Your instructions
In your copy, leave out the pictures; write out all the data exactly.

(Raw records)

* begin *

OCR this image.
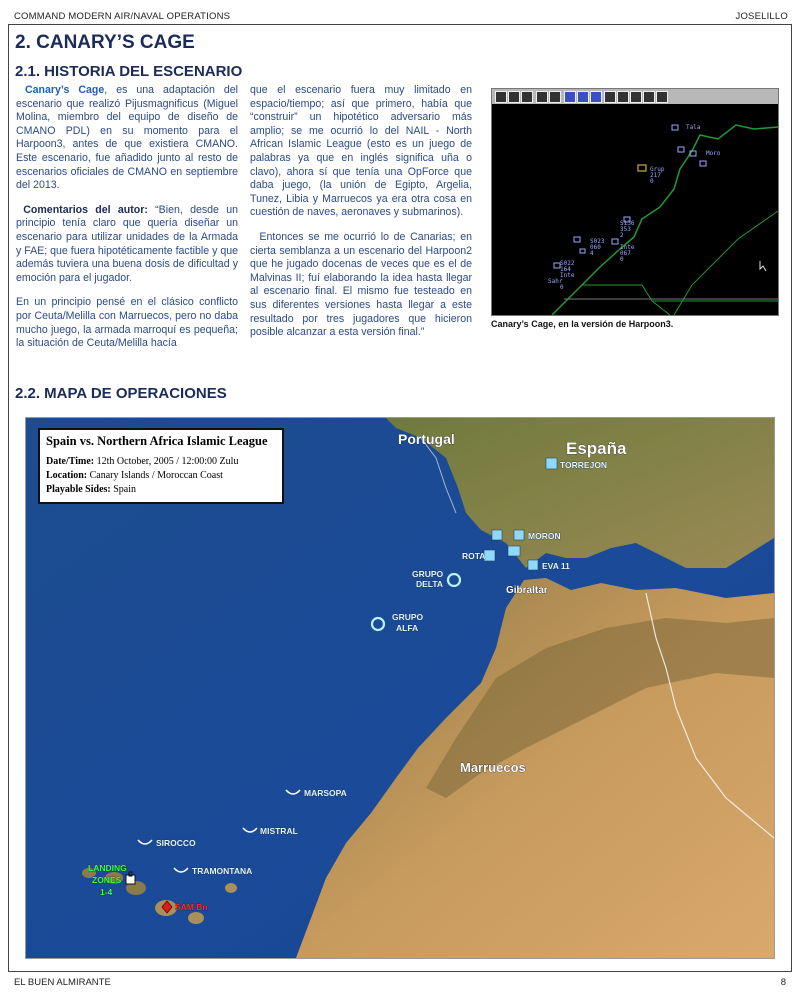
COMMAND MODERN AIR/NAVAL OPERATIONS	JOSELILLO
2. CANARY’S CAGE
2.1. HISTORIA DEL ESCENARIO

Canary’s Cage, es una adaptación del escenario que realizó Pijusmagnificus (Miguel Molina, miembro del equipo de diseño de CMANO PDL) en su momento para el Harpoon3, antes de que existiera CMANO. Este escenario, fue añadido junto al resto de escenarios oficiales de CMANO en septiembre del 2013.

Comentarios del autor: “Bien, desde un principio tenía claro que quería diseñar un escenario para utilizar unidades de la Armada y FAE; que fuera hipotéticamente factible y que además tuviera una buena dosis de dificultad y emoción para el jugador.

En un principio pensé en el clásico conflicto por Ceuta/Melilla con Marruecos, pero no daba mucho juego, la armada marroquí es pequeña; la situación de Ceuta/Melilla hacía

que el escenario fuera muy limitado en espacio/tiempo; así que primero, había que “construir” un hipotético adversario más amplio; se me ocurrió lo del NAIL - North African Islamic League (esto es un juego de palabras ya que en inglés significa uña o clavo), ahora sí que tenía una OpForce que daba juego, (la unión de Egipto, Argelia, Tunez, Libia y Marruecos ya era otra cosa en cuestión de naves, aeronaves y submarinos).

Entonces se me ocurrió lo de Canarias; en cierta semblanza a un escenario del Harpoon2 que he jugado docenas de veces que es el de Malvinas II; fuí elaborando la idea hasta llegar al escenario final. El mismo fue testeado en sus diferentes versiones hasta llegar a este resultado por tres jugadores que hicieron posible alcanzar a esta versión final.”

Tala
Moro
Grup
217
0
S136
353
2
S023
060
4
Inte
067
0
S022
164
Inte
Sahr
0
Canary’s Cage, en la versión de Harpoon3.
2.2. MAPA DE OPERACIONES
Spain vs. Northern Africa Islamic League
Date/Time: 12th October, 2005 / 12:00:00 Zulu
Location: Canary Islands / Moroccan Coast
Playable Sides: Spain
Portugal	España
Marruecos
Gibraltar
TORREJON
MORON
ROTA
EVA 11
GRUPO
DELTA
GRUPO
ALFA
MARSOPA
SIROCCO
MISTRAL
TRAMONTANA
LANDING
ZONES
1-4
SAM Bn
EL BUEN ALMIRANTE	8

* end *

Result below
OCR this image.
COMMAND MODERN AIR/NAVAL OPERATIONS	JOSELILLO
2. CANARY’S CAGE
2.1. HISTORIA DEL ESCENARIO

Canary’s Cage, es una adaptación del escenario que realizó Pijusmagnificus (Miguel Molina, miembro del equipo de diseño de CMANO PDL) en su momento para el Harpoon3, antes de que existiera CMANO. Este escenario, fue añadido junto al resto de escenarios oficiales de CMANO en septiembre del 2013.

Comentarios del autor: “Bien, desde un principio tenía claro que quería diseñar un escenario para utilizar unidades de la Armada y FAE; que fuera hipotéticamente factible y que además tuviera una buena dosis de dificultad y emoción para el jugador.

En un principio pensé en el clásico conflicto por Ceuta/Melilla con Marruecos, pero no daba mucho juego, la armada marroquí es pequeña; la situación de Ceuta/Melilla hacía

que el escenario fuera muy limitado en espacio/tiempo; así que primero, había que “construir” un hipotético adversario más amplio; se me ocurrió lo del NAIL - North African Islamic League (esto es un juego de palabras ya que en inglés significa uña o clavo), ahora sí que tenía una OpForce que daba juego, (la unión de Egipto, Argelia, Tunez, Libia y Marruecos ya era otra cosa en cuestión de naves, aeronaves y submarinos).

Entonces se me ocurrió lo de Canarias; en cierta semblanza a un escenario del Harpoon2 que he jugado docenas de veces que es el de Malvinas II; fuí elaborando la idea hasta llegar al escenario final. El mismo fue testeado en sus diferentes versiones hasta llegar a este resultado por tres jugadores que hicieron posible alcanzar a esta versión final.”

Tala
Moro
Grup
217
0
S136
353
2
S023
060
4
Inte
067
0
S022
164
Inte
Sahr
0
Canary’s Cage, en la versión de Harpoon3.
2.2. MAPA DE OPERACIONES
Spain vs. Northern Africa Islamic League
Date/Time: 12th October, 2005 / 12:00:00 Zulu
Location: Canary Islands / Moroccan Coast
Playable Sides: Spain
Portugal	España
Marruecos
Gibraltar
TORREJON
MORON
ROTA
EVA 11
GRUPO
DELTA
GRUPO
ALFA
MARSOPA
SIROCCO
MISTRAL
TRAMONTANA
LANDING
ZONES
1-4
SAM Bn
EL BUEN ALMIRANTE	8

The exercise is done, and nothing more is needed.